● Exercise material
*-*-*

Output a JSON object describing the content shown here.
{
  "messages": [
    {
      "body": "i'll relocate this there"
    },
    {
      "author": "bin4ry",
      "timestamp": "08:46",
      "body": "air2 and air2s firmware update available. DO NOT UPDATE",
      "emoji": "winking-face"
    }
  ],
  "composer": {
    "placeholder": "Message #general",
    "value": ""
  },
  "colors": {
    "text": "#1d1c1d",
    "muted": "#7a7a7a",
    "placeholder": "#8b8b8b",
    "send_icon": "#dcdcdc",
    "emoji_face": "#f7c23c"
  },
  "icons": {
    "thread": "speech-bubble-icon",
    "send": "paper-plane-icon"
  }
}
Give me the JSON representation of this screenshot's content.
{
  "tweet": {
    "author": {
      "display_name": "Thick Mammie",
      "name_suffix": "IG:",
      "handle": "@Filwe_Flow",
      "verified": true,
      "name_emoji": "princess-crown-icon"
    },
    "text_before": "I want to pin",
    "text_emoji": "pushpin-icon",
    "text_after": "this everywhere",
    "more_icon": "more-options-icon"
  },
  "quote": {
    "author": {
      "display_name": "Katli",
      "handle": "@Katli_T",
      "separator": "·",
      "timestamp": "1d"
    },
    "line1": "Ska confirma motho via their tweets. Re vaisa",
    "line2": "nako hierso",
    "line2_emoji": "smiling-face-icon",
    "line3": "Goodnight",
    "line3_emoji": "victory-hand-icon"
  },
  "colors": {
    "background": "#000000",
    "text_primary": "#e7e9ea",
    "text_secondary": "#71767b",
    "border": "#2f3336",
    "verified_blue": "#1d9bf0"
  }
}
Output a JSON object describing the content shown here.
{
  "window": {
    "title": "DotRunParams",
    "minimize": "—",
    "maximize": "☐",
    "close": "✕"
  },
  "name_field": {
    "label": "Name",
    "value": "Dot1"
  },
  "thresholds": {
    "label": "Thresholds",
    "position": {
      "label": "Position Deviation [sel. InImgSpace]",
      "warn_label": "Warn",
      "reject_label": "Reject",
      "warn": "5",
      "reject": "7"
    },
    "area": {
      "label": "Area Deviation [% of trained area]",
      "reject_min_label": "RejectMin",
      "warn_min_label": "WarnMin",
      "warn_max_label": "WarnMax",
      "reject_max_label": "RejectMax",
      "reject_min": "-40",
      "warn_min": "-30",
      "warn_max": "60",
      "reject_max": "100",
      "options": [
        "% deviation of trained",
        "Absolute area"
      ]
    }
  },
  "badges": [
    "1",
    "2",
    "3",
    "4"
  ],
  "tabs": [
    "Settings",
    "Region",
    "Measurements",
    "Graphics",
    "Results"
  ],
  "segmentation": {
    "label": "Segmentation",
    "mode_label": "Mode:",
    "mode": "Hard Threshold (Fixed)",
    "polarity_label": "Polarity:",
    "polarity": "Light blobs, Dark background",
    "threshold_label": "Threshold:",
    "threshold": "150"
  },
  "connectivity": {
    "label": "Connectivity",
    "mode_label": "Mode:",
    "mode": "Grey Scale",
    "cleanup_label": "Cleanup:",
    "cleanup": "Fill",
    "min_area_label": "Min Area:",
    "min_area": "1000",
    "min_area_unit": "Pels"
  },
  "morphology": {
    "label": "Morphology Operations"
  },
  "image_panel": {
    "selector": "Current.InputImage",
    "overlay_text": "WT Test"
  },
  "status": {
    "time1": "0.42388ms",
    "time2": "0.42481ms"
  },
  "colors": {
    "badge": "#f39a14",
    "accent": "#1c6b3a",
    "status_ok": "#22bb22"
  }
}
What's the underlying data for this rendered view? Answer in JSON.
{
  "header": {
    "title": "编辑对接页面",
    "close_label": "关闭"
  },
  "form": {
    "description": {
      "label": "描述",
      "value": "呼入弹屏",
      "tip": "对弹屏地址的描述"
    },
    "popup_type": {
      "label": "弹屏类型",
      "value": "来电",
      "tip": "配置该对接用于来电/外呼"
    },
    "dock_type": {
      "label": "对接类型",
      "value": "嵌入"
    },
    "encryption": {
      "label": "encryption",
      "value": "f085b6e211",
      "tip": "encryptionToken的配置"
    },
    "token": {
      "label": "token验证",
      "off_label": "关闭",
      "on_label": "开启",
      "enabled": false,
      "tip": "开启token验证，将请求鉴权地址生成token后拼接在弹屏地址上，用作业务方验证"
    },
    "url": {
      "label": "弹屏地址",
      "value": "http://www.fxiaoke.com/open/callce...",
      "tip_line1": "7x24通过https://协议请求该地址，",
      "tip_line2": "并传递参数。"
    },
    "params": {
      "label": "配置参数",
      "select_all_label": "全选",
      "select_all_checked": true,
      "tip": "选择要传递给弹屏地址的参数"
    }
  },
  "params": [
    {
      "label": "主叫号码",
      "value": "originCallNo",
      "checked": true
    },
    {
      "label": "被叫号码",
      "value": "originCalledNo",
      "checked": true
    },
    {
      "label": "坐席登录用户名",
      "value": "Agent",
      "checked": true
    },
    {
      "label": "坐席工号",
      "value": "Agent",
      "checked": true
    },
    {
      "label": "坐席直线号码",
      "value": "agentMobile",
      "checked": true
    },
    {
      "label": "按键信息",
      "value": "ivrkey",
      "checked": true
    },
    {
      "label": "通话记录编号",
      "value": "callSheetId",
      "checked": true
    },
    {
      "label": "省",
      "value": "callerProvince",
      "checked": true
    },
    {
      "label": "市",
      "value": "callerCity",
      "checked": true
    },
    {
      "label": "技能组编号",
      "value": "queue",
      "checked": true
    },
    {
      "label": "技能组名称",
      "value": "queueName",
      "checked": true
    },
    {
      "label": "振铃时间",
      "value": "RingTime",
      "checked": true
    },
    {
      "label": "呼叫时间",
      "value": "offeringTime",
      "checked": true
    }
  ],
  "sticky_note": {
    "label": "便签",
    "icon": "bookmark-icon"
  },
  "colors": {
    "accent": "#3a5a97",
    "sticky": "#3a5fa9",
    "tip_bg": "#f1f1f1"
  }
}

*-*-*

● Task statement
Your task is to gather all lines from the entries above that hold the word "trained".

● Answer
      "label": "Area Deviation [% of trained area]",
        "% deviation of trained",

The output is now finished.